* [GOAL OF THE EXERCISE]:
For every line in the records that has the word "this", make a copy.

* [EXTRACTED INFORMATION]:
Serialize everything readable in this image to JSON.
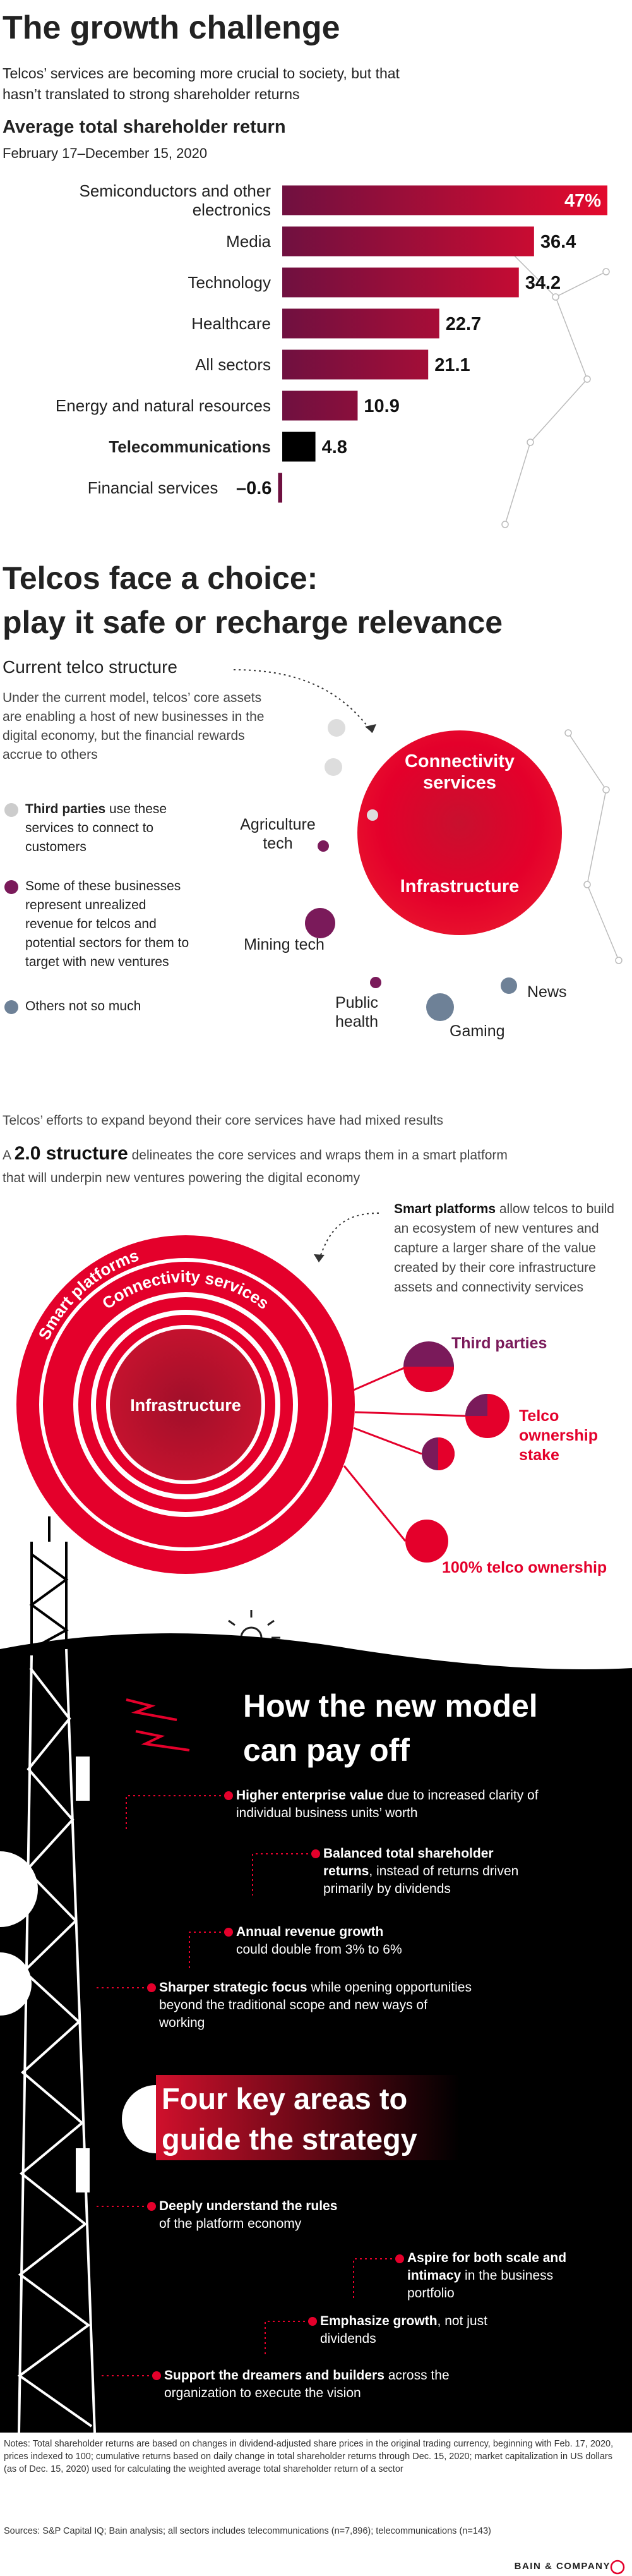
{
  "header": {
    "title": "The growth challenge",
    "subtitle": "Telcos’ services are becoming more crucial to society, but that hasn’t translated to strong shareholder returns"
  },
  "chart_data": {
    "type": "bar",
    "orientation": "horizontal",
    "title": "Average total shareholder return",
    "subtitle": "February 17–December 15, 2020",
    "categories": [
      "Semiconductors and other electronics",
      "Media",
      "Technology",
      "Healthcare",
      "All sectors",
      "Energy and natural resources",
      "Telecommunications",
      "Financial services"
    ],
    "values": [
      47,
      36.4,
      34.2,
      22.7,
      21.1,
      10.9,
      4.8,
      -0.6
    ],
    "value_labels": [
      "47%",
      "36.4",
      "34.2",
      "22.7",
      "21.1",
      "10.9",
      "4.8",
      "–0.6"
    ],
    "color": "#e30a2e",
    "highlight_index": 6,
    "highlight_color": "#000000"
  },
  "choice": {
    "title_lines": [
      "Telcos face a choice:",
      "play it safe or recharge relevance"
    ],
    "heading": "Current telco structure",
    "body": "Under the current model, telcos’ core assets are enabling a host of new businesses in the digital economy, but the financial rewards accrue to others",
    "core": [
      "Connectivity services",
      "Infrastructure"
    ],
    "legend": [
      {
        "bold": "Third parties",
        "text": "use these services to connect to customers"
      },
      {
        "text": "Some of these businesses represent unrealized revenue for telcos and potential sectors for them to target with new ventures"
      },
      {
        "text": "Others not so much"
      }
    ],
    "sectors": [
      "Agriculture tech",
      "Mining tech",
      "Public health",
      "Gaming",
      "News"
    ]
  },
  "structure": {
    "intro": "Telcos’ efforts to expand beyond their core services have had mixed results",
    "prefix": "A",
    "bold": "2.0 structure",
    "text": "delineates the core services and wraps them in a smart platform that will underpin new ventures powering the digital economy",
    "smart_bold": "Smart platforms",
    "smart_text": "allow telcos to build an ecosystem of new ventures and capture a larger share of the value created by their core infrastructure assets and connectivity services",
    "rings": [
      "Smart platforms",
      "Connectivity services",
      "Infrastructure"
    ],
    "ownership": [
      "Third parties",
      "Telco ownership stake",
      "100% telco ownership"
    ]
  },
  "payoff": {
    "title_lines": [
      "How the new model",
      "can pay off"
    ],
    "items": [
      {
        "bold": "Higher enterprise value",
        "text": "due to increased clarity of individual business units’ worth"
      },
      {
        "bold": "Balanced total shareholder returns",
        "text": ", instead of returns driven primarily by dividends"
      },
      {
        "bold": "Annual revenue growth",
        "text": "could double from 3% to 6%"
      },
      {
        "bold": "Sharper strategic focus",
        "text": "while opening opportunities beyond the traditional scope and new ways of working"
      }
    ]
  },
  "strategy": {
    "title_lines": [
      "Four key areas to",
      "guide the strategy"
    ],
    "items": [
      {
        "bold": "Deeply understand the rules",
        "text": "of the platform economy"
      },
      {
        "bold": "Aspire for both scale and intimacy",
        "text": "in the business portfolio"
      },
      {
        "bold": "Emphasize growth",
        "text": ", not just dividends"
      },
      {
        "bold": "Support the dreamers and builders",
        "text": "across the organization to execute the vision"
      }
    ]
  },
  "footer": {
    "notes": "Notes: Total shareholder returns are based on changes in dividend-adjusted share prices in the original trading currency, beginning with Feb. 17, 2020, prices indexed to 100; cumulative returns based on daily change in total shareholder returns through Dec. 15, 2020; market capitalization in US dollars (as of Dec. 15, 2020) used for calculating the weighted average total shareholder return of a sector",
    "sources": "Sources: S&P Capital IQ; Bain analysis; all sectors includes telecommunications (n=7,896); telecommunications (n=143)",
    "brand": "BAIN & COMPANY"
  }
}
* * *
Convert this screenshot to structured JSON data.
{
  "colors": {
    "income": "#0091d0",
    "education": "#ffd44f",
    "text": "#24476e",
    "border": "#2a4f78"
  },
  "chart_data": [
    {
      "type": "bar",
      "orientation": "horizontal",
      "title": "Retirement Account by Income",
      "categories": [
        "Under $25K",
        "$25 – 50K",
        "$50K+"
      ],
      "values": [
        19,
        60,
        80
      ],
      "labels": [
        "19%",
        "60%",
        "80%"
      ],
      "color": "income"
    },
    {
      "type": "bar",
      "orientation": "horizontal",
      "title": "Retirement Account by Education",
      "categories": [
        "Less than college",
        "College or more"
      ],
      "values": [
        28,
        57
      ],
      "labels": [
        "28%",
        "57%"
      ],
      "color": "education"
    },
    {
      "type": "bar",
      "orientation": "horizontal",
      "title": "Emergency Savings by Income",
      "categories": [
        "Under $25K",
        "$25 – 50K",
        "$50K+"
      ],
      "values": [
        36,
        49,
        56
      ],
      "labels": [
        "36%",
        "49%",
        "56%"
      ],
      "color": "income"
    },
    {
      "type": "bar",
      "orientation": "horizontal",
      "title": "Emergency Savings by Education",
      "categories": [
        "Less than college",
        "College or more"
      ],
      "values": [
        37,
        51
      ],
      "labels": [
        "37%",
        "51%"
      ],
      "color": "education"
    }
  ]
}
...
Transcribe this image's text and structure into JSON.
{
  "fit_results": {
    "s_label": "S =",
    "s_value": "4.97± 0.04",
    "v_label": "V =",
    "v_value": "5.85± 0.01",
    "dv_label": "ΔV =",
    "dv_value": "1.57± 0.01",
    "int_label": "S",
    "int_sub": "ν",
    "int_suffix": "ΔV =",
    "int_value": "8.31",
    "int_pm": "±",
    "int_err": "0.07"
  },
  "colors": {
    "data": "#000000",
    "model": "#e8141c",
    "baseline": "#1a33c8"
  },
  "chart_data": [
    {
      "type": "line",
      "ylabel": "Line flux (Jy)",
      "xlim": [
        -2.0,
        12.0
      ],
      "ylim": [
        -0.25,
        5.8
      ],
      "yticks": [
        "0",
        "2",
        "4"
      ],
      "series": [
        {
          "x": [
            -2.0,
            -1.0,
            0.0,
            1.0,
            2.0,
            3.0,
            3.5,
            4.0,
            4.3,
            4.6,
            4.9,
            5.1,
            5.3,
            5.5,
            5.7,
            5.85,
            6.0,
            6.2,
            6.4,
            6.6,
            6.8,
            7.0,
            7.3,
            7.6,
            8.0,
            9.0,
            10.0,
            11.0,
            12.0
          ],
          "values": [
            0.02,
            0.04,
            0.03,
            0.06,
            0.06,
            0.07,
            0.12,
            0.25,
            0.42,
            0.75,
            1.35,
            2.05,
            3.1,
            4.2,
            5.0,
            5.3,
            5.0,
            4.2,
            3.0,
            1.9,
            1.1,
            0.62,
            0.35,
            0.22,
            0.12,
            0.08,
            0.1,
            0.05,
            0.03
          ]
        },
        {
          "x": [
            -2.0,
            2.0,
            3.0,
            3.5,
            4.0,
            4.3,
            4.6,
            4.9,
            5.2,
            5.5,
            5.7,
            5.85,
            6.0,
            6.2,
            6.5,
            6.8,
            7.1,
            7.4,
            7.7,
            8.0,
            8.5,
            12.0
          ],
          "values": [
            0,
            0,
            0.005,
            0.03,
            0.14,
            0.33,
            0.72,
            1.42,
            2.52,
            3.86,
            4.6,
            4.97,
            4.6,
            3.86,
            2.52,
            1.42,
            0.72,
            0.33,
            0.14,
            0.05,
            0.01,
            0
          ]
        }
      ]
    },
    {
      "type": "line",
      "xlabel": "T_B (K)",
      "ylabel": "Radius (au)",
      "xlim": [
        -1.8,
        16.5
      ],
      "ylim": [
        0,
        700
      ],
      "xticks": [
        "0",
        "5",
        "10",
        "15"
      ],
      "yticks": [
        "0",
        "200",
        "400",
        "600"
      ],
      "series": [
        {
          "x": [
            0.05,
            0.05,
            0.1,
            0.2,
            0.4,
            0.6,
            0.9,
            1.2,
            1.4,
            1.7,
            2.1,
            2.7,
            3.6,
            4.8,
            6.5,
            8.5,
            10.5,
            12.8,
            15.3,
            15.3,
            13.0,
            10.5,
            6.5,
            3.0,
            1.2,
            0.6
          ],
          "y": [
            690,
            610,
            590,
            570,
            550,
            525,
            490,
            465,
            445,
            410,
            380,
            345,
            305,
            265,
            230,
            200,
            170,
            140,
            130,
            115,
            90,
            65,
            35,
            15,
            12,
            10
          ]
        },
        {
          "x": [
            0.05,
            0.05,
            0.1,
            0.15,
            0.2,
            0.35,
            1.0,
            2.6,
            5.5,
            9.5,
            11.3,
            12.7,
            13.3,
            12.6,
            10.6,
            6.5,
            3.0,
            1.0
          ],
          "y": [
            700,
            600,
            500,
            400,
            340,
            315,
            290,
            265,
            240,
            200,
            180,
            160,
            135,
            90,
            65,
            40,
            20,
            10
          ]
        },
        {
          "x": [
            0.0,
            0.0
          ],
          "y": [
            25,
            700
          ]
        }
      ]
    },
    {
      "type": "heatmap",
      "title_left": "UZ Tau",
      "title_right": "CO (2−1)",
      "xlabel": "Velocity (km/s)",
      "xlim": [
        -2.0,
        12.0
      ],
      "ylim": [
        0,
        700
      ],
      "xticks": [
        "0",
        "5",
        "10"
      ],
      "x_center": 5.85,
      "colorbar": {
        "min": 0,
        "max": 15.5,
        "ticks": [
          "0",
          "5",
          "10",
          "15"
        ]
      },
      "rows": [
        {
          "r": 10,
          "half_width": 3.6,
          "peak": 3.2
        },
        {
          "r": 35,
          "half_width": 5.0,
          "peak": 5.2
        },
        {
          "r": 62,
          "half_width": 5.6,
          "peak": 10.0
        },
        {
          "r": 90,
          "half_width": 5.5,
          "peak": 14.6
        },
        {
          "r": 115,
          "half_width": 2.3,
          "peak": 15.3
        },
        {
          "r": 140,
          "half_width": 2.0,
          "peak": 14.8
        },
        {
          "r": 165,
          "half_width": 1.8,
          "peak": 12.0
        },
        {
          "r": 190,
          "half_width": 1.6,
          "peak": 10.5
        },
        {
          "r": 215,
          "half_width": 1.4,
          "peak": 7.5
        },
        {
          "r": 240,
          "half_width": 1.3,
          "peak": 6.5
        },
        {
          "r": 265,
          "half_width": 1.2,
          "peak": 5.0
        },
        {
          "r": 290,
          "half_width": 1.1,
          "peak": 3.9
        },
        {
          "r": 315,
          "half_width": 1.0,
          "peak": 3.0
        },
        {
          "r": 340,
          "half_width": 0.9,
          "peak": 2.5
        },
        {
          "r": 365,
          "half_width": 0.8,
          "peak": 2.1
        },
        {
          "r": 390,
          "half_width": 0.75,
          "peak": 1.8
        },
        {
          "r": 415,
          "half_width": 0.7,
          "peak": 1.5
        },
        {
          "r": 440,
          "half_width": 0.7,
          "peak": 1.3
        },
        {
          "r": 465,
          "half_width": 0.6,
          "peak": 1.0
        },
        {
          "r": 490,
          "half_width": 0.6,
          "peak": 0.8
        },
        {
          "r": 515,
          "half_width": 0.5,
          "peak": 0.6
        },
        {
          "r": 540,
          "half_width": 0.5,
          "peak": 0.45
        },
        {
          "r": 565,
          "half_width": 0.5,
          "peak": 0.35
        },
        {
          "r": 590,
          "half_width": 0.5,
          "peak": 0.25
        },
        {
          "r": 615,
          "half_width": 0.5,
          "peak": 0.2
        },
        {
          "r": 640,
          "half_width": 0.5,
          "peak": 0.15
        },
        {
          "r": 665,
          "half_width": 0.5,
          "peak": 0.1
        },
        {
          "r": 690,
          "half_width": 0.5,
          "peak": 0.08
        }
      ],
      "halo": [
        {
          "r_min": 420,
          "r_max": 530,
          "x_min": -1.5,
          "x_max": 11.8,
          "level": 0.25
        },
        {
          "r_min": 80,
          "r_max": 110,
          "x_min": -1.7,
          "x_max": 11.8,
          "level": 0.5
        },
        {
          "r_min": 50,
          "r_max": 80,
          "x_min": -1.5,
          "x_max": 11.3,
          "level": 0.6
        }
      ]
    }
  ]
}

* [FINISHED TASK]:
Serialize everything readable in this image to JSON.
Convert this screenshot to structured JSON data.
Transcribe this image's text and structure into JSON.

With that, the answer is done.